* [REQUIRED TASK] Within the records below, find each line that holds the string "screenshot", then copy it.

(Extracted data entries)
+--
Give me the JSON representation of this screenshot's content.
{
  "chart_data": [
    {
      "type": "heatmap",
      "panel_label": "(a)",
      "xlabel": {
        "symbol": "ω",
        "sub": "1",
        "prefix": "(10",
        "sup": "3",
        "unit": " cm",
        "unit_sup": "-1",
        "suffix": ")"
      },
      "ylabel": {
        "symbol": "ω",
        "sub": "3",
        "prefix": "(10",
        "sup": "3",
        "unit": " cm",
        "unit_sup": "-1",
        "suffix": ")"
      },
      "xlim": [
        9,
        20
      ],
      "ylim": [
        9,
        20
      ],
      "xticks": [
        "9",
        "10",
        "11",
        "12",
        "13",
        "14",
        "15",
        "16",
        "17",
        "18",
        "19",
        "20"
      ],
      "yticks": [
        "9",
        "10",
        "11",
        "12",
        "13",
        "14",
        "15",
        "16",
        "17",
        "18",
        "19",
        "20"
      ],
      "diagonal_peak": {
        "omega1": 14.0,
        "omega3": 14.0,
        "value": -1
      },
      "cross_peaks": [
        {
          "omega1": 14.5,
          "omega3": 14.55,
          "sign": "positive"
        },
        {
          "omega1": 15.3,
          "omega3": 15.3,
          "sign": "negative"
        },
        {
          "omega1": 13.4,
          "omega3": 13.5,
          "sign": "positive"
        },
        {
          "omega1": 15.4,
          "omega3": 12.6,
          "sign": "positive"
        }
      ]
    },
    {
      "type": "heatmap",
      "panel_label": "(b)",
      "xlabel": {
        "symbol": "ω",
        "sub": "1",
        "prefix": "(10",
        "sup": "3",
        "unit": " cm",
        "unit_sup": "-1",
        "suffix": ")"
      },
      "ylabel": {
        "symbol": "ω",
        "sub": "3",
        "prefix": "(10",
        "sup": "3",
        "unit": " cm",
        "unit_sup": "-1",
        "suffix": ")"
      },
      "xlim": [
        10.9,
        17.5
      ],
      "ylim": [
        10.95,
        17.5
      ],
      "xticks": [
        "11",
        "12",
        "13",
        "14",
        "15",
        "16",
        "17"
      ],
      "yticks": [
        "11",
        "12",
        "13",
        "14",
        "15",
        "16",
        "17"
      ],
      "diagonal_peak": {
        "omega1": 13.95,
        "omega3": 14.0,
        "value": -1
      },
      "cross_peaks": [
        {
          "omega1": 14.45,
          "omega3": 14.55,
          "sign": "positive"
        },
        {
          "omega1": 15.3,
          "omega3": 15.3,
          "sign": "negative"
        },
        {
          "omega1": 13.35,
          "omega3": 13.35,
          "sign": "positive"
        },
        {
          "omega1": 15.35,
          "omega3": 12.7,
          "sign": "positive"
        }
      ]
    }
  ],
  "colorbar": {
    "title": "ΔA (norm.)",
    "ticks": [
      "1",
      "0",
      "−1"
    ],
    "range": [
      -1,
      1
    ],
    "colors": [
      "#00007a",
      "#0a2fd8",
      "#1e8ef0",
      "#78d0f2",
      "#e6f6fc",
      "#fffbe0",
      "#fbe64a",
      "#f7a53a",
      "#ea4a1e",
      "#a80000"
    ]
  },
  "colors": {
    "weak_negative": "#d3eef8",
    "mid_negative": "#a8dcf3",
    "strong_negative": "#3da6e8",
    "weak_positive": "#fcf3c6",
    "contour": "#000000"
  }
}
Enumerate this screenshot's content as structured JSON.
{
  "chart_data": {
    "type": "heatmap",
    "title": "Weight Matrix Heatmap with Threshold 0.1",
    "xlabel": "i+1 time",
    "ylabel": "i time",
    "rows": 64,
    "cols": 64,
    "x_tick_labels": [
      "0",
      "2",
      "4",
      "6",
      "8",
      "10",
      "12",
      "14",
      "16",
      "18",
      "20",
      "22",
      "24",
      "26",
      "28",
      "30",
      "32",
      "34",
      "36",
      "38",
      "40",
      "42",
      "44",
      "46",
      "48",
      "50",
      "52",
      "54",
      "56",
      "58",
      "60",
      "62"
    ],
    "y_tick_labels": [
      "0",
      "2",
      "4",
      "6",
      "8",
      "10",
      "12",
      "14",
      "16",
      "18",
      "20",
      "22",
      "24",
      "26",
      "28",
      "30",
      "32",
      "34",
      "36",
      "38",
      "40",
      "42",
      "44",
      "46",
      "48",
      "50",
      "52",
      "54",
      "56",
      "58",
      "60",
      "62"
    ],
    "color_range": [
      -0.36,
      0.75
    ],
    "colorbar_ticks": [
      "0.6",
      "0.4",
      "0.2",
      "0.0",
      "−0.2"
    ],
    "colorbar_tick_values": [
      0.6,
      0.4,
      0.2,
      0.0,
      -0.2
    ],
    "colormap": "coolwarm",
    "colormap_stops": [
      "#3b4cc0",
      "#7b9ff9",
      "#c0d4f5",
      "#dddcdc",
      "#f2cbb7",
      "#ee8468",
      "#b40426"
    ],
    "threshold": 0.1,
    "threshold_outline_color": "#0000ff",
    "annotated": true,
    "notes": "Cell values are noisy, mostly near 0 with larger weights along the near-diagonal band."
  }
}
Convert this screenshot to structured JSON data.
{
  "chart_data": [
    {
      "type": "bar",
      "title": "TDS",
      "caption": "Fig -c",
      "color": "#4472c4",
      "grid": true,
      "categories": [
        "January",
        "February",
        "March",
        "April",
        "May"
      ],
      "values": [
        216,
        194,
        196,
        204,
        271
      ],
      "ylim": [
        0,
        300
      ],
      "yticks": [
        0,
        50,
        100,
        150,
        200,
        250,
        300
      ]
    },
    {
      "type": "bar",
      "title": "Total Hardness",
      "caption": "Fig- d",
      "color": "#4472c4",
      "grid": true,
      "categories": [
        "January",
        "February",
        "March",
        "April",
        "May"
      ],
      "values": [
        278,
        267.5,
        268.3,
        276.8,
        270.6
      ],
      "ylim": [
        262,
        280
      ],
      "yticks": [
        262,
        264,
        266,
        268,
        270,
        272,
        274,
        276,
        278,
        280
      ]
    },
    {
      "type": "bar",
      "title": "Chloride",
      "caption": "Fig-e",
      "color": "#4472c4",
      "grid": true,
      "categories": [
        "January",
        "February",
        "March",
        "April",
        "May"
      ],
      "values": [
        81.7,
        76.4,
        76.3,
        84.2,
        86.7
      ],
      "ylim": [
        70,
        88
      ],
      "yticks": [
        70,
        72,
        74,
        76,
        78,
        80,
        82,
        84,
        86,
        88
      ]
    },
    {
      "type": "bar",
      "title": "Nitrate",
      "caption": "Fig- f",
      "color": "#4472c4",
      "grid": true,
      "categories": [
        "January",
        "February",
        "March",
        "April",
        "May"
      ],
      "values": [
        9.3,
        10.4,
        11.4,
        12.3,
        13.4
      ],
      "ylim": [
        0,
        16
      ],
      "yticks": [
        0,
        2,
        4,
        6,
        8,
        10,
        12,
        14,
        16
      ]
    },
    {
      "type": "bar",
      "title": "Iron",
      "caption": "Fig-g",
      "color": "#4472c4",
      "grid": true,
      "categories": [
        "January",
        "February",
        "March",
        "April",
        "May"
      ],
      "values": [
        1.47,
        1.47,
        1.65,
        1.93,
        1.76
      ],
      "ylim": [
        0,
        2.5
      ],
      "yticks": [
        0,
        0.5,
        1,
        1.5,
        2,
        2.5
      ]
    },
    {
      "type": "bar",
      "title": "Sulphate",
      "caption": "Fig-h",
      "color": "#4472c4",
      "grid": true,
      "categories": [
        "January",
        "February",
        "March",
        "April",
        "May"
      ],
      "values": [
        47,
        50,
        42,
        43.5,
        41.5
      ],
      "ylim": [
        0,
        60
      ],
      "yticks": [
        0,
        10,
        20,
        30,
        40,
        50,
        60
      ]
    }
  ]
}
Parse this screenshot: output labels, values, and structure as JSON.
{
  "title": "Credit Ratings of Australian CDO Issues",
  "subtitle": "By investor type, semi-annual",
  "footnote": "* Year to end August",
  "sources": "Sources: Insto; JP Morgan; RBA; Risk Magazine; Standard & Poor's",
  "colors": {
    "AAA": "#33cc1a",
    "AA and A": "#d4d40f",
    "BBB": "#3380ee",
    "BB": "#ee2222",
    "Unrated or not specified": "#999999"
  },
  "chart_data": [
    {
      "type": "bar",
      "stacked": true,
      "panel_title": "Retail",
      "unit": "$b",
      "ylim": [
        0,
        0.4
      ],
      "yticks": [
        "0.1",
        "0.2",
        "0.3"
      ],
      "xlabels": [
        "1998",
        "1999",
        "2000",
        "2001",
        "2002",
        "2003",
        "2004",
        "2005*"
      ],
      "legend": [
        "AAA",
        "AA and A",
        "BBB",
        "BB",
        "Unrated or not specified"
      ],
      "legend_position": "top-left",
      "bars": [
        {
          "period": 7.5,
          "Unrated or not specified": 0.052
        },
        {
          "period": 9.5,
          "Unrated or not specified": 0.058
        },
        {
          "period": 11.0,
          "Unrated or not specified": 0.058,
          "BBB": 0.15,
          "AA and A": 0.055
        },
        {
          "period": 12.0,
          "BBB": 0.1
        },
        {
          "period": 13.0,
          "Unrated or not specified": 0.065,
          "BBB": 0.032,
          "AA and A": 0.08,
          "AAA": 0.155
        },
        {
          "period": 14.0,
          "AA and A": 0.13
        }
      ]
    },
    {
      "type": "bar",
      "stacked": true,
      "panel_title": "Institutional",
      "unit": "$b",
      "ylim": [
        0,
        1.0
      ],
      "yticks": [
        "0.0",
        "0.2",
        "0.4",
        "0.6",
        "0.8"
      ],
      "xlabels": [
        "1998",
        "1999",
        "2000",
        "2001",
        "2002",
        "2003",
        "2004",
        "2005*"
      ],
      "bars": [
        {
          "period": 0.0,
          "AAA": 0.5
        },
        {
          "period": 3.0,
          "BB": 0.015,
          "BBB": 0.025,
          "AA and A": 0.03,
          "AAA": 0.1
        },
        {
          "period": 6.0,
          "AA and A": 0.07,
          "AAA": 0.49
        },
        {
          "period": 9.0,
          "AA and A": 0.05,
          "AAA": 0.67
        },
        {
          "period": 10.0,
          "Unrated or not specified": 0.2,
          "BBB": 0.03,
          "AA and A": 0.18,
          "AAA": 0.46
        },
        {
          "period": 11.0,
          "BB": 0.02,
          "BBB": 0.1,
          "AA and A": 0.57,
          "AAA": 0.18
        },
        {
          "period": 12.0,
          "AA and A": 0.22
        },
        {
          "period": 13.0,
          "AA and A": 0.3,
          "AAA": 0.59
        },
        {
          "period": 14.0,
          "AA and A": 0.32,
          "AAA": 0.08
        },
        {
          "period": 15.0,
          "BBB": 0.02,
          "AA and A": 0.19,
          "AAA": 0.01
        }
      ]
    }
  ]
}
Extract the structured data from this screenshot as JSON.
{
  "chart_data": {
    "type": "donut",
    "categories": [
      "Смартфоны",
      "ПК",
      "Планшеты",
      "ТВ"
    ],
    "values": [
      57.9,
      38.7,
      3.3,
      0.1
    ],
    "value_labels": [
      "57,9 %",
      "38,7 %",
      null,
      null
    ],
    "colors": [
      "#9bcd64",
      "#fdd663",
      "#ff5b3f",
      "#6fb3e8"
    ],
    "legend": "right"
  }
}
+--
* [EXERCISE ANSWER]
Give me the JSON representation of this screenshot's content.
Enumerate this screenshot's content as structured JSON.
Convert this screenshot to structured JSON data.
Parse this screenshot: output labels, values, and structure as JSON.
Extract the structured data from this screenshot as JSON.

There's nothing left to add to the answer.